(Excerpt from a dataset)
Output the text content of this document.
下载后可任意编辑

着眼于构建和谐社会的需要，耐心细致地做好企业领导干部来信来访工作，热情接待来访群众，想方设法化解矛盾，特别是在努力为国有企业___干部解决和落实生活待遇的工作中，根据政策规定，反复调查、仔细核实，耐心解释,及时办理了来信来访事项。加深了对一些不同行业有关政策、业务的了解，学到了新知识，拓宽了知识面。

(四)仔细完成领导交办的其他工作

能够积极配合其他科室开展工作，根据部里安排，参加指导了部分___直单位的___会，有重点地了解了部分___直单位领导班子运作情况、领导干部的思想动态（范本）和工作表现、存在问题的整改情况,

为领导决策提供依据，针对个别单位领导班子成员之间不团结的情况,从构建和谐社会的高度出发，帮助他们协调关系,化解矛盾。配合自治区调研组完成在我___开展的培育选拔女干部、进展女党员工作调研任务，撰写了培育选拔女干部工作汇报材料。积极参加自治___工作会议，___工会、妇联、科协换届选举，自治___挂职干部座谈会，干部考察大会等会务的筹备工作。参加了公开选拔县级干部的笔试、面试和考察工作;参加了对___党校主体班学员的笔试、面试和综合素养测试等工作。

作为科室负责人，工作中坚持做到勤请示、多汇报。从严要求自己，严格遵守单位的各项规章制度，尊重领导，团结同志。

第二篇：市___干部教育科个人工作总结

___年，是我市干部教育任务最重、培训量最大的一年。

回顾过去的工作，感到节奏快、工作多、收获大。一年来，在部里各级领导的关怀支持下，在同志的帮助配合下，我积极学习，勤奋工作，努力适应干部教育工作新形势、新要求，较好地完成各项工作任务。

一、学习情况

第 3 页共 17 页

> Directions: Repeat the listing in full, keeping every line exactly as it is.

> In response:
Output the text content of this document.
下载后可任意编辑

着眼于构建和谐社会的需要，耐心细致地做好企业领导干部来信来访工作，热情接待来访群众，想方设法化解矛盾，特别是在努力为国有企业___干部解决和落实生活待遇的工作中，根据政策规定，反复调查、仔细核实，耐心解释,及时办理了来信来访事项。加深了对一些不同行业有关政策、业务的了解，学到了新知识，拓宽了知识面。

(四)仔细完成领导交办的其他工作

能够积极配合其他科室开展工作，根据部里安排，参加指导了部分___直单位的___会，有重点地了解了部分___直单位领导班子运作情况、领导干部的思想动态（范本）和工作表现、存在问题的整改情况,

为领导决策提供依据，针对个别单位领导班子成员之间不团结的情况,从构建和谐社会的高度出发，帮助他们协调关系,化解矛盾。配合自治区调研组完成在我___开展的培育选拔女干部、进展女党员工作调研任务，撰写了培育选拔女干部工作汇报材料。积极参加自治___工作会议，___工会、妇联、科协换届选举，自治___挂职干部座谈会，干部考察大会等会务的筹备工作。参加了公开选拔县级干部的笔试、面试和考察工作;参加了对___党校主体班学员的笔试、面试和综合素养测试等工作。

作为科室负责人，工作中坚持做到勤请示、多汇报。从严要求自己，严格遵守单位的各项规章制度，尊重领导，团结同志。

第二篇：市___干部教育科个人工作总结

___年，是我市干部教育任务最重、培训量最大的一年。

回顾过去的工作，感到节奏快、工作多、收获大。一年来，在部里各级领导的关怀支持下，在同志的帮助配合下，我积极学习，勤奋工作，努力适应干部教育工作新形势、新要求，较好地完成各项工作任务。

一、学习情况

第 3 页共 17 页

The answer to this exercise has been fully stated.